* Given request *
Quote word for word from the line holding "Transcribe the text in this document." to the last line below, including both, and omit any pictures.
## start Provided data
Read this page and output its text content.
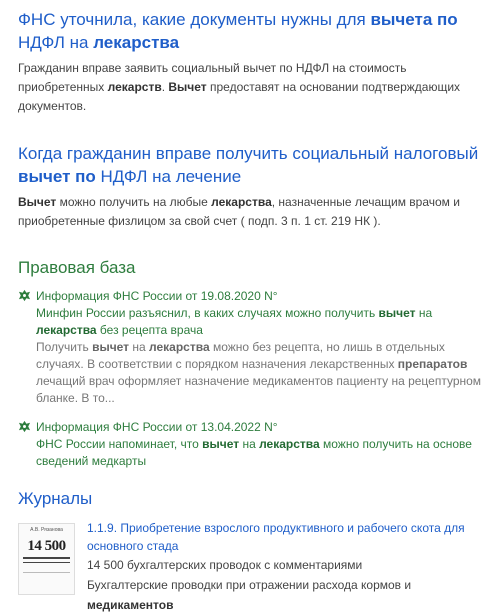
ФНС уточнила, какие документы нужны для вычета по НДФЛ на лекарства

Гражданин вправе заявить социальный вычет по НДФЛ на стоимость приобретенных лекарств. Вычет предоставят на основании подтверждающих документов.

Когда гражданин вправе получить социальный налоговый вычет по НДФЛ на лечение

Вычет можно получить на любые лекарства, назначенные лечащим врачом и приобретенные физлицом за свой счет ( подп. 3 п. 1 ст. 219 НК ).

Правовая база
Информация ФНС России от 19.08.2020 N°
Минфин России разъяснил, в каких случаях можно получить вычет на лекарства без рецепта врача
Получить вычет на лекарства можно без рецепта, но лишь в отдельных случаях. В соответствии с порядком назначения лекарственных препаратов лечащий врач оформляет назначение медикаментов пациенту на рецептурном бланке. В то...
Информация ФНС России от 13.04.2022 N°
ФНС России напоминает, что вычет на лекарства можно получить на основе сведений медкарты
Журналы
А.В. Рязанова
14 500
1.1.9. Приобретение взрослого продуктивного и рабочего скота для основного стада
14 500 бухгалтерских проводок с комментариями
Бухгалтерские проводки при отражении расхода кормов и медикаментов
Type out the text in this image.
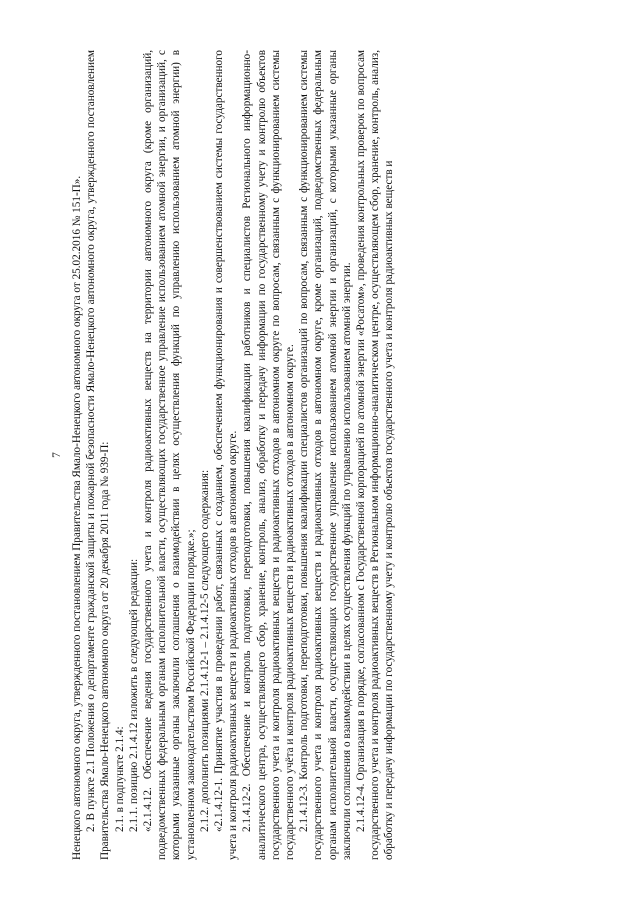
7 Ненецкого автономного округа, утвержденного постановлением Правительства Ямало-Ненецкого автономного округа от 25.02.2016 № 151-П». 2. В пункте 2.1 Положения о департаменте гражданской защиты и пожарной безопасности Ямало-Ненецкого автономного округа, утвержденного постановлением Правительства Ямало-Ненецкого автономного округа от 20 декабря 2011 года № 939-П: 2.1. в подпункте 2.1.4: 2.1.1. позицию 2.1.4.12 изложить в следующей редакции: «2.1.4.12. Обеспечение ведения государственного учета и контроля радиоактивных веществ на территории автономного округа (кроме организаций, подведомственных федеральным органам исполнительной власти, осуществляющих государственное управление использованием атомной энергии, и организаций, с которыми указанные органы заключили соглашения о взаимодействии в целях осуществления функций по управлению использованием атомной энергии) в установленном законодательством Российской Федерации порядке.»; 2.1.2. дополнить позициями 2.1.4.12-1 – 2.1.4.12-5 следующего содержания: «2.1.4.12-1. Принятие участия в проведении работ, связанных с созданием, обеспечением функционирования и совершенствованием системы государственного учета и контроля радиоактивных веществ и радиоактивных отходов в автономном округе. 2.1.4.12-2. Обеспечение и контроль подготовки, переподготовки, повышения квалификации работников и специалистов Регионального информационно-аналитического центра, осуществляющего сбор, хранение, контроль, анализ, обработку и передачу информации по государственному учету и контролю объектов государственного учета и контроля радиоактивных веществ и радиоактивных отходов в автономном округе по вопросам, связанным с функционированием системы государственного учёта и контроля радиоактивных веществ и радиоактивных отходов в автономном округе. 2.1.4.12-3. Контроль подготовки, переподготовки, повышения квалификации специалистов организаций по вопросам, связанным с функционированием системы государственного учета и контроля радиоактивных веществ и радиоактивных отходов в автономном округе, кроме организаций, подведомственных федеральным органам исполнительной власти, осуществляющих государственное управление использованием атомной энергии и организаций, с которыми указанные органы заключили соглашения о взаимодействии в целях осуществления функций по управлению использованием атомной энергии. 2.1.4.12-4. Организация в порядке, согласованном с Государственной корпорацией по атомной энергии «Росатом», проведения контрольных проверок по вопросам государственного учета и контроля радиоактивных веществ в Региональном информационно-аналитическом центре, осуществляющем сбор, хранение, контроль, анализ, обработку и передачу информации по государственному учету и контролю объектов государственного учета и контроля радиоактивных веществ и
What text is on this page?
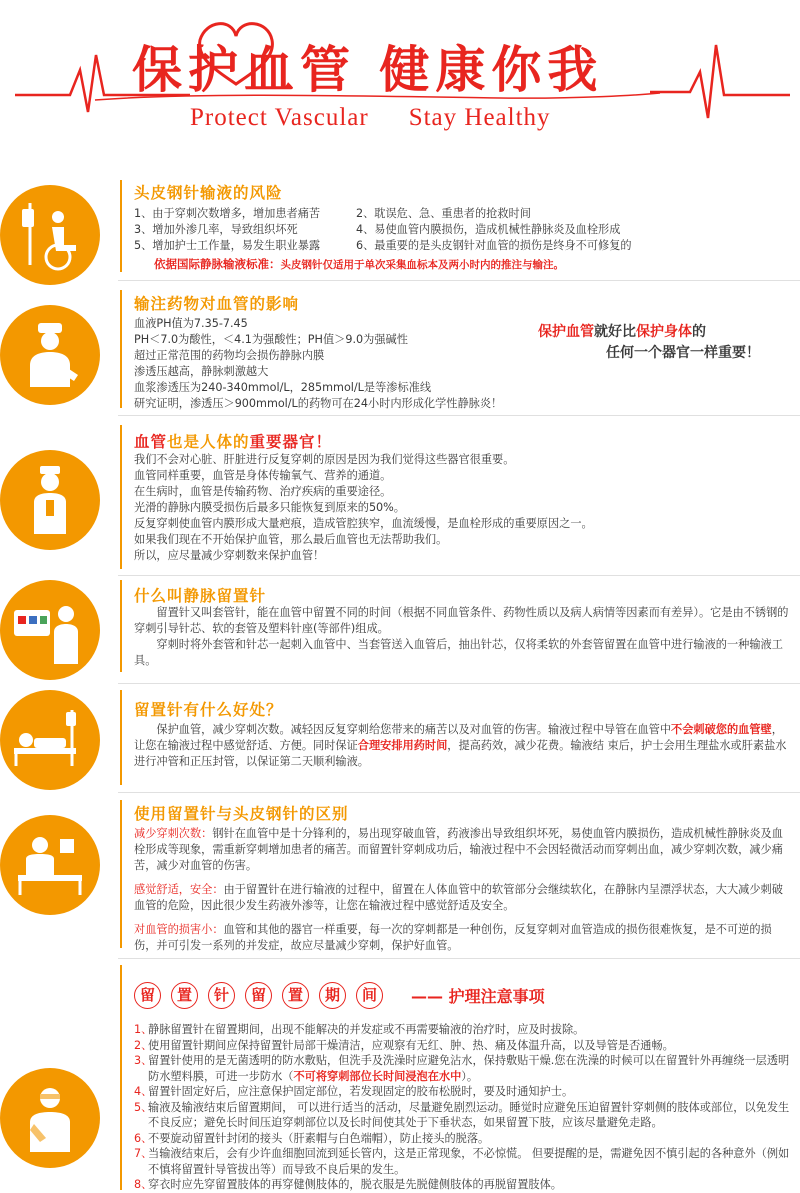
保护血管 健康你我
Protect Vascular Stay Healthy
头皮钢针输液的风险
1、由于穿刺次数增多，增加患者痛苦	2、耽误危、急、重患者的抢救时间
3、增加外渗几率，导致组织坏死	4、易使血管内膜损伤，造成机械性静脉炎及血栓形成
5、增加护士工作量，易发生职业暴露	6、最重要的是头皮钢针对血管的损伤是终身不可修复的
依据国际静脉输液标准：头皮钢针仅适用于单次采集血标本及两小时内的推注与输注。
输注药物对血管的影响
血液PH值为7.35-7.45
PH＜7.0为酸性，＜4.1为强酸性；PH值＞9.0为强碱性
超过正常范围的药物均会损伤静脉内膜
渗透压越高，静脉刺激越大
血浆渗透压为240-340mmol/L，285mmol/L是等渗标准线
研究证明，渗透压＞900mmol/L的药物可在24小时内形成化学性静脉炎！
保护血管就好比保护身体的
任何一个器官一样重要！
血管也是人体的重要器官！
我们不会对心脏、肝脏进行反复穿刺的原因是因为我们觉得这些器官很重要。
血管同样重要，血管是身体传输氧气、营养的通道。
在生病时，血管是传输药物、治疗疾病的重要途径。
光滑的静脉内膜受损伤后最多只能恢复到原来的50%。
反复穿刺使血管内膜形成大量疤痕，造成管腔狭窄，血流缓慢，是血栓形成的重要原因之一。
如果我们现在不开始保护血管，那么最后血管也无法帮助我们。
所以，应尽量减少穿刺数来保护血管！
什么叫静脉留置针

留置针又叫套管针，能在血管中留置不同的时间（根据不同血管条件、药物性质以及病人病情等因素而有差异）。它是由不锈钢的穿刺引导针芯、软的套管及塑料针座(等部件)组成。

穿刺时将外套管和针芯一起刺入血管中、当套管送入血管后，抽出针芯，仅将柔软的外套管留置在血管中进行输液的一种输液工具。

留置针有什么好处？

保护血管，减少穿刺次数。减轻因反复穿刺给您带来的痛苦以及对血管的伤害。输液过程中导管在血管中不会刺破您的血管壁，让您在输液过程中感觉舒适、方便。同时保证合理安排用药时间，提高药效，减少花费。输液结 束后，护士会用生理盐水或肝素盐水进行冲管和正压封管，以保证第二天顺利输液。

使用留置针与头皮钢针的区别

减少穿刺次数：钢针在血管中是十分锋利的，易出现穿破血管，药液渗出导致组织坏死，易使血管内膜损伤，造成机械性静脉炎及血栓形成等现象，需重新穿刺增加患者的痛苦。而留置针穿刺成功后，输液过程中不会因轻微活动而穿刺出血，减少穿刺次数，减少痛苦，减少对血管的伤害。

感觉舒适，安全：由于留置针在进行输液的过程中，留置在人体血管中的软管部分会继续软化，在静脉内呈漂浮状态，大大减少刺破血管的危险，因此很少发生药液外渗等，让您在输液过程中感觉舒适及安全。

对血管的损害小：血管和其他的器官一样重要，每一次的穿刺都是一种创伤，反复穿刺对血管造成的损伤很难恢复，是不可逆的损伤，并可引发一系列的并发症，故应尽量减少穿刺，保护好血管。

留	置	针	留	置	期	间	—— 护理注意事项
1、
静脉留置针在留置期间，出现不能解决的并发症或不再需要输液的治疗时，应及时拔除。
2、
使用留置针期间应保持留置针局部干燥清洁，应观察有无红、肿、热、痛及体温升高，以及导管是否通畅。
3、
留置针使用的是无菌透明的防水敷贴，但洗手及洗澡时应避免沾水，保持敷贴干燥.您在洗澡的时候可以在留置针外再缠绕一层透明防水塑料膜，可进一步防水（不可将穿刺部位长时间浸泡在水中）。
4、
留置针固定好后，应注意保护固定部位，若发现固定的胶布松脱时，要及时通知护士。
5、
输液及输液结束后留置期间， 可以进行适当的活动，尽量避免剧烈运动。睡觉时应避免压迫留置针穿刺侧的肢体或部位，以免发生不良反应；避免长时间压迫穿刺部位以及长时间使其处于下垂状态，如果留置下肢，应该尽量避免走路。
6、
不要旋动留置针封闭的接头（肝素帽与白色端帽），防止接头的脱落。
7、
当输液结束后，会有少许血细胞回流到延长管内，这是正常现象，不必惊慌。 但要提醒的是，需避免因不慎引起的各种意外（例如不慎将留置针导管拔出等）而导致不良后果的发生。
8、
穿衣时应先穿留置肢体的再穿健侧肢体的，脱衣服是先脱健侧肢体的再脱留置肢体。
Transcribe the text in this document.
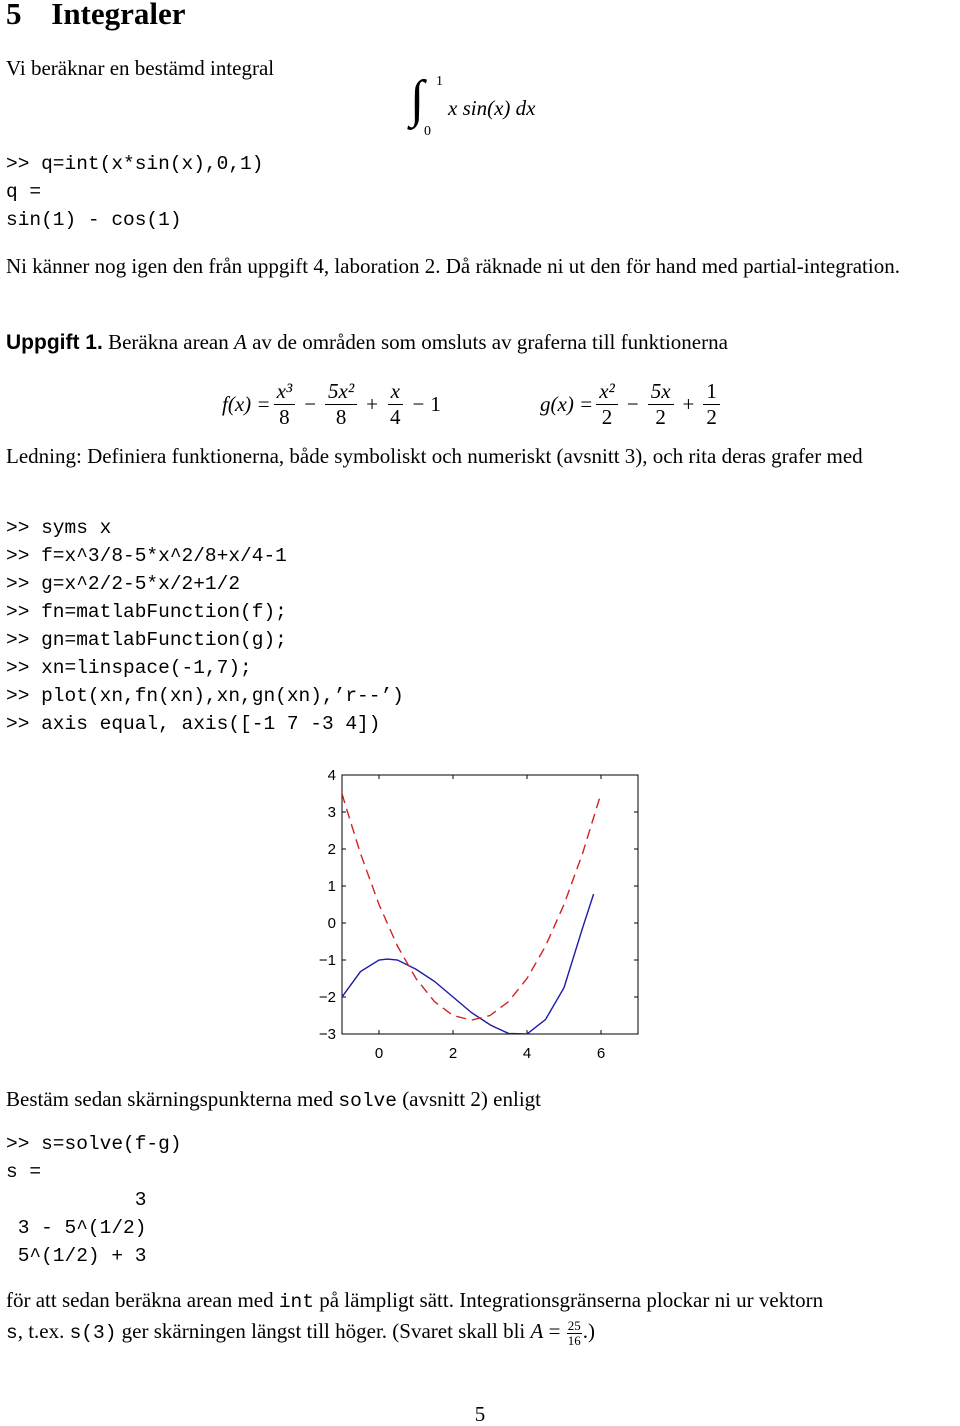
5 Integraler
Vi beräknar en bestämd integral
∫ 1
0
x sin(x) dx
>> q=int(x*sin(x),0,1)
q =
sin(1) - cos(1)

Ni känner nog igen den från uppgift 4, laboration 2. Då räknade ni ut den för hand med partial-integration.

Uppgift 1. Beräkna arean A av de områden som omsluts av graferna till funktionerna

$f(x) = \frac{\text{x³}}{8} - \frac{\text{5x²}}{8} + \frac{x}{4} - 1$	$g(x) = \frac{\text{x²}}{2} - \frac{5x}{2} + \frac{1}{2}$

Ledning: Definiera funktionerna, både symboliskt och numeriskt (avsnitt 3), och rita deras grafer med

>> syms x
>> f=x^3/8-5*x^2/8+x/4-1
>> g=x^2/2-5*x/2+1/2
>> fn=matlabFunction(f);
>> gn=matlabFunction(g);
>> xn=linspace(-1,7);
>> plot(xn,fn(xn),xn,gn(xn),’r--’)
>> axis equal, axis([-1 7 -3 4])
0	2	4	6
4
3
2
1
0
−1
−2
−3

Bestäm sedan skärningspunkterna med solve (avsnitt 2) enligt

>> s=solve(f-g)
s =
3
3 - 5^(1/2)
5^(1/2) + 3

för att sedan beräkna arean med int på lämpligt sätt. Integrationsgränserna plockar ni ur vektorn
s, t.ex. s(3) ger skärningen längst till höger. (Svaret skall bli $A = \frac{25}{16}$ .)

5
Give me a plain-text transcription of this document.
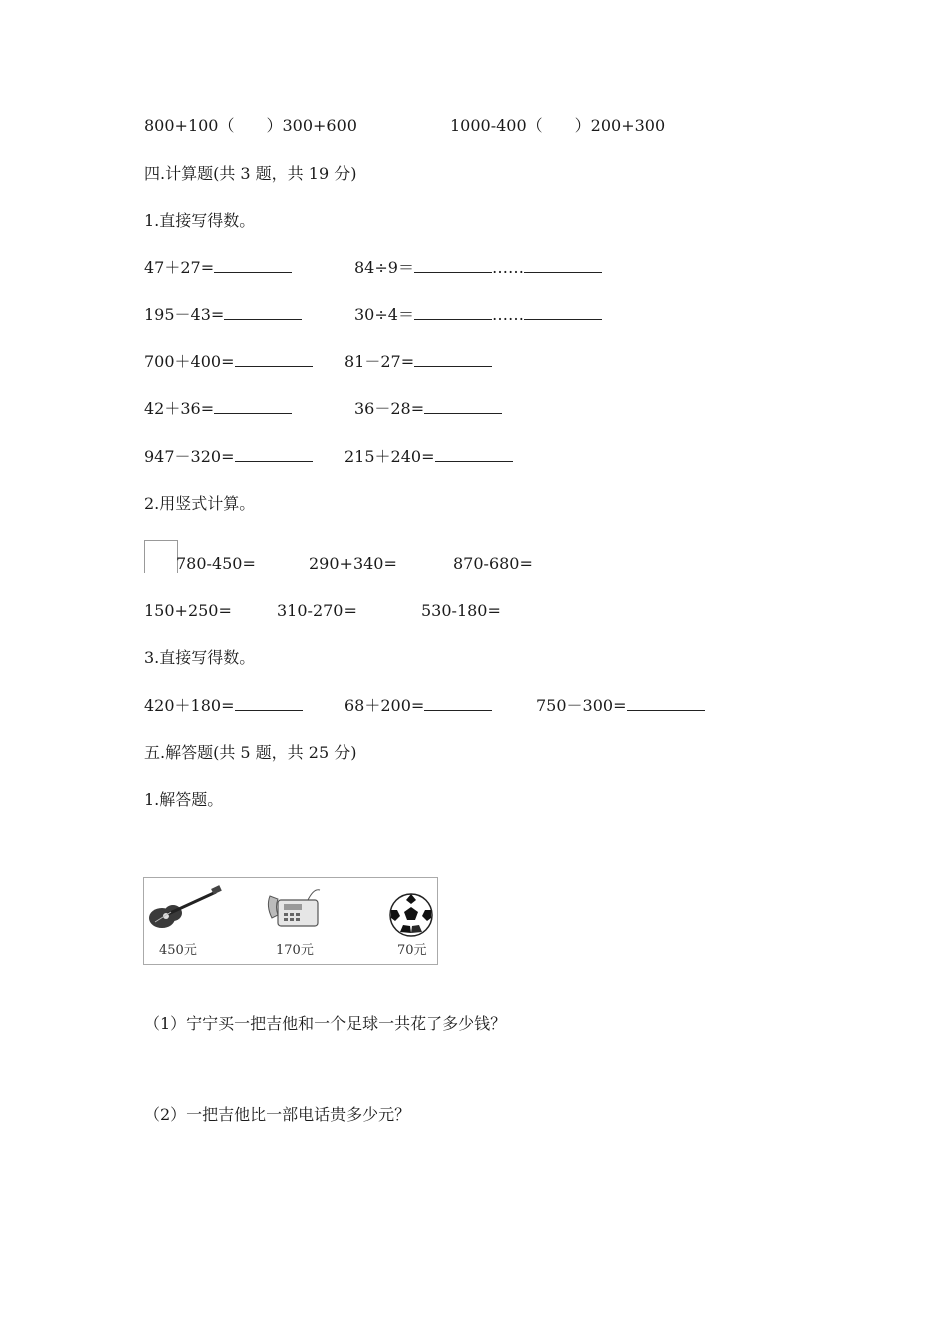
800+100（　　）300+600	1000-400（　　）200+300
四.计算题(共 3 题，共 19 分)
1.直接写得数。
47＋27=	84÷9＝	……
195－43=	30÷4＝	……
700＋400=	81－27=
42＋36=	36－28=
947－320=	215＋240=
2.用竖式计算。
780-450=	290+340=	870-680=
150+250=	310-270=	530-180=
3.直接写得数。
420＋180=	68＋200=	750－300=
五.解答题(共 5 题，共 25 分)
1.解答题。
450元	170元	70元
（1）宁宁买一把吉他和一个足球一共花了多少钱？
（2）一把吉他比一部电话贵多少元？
## end Provided data
* Exercise response *
Transcribe the text in this document.
5 Integraler
Vi beräknar en bestämd integral
∫ 1
0
x sin(x) dx
>> q=int(x*sin(x),0,1)
q =
sin(1) - cos(1)

Ni känner nog igen den från uppgift 4, laboration 2. Då räknade ni ut den för hand med partial-integration.

Uppgift 1. Beräkna arean A av de områden som omsluts av graferna till funktionerna

$f(x) = \frac{\text{x³}}{8} - \frac{\text{5x²}}{8} + \frac{x}{4} - 1$	$g(x) = \frac{\text{x²}}{2} - \frac{5x}{2} + \frac{1}{2}$

Ledning: Definiera funktionerna, både symboliskt och numeriskt (avsnitt 3), och rita deras grafer med

>> syms x
>> f=x^3/8-5*x^2/8+x/4-1
>> g=x^2/2-5*x/2+1/2
>> fn=matlabFunction(f);
>> gn=matlabFunction(g);
>> xn=linspace(-1,7);
>> plot(xn,fn(xn),xn,gn(xn),’r--’)
>> axis equal, axis([-1 7 -3 4])
0	2	4	6
4
3
2
1
0
−1
−2
−3

Bestäm sedan skärningspunkterna med solve (avsnitt 2) enligt

>> s=solve(f-g)
s =
3
3 - 5^(1/2)
5^(1/2) + 3

för att sedan beräkna arean med int på lämpligt sätt. Integrationsgränserna plockar ni ur vektorn
s, t.ex. s(3) ger skärningen längst till höger. (Svaret skall bli $A = \frac{25}{16}$ .)

5
Give me a plain-text transcription of this document.
800+100（　　）300+600	1000-400（　　）200+300
四.计算题(共 3 题，共 19 分)
1.直接写得数。
47＋27=	84÷9＝	……
195－43=	30÷4＝	……
700＋400=	81－27=
42＋36=	36－28=
947－320=	215＋240=
2.用竖式计算。
780-450=	290+340=	870-680=
150+250=	310-270=	530-180=
3.直接写得数。
420＋180=	68＋200=	750－300=
五.解答题(共 5 题，共 25 分)
1.解答题。
450元	170元	70元
（1）宁宁买一把吉他和一个足球一共花了多少钱？
（2）一把吉他比一部电话贵多少元？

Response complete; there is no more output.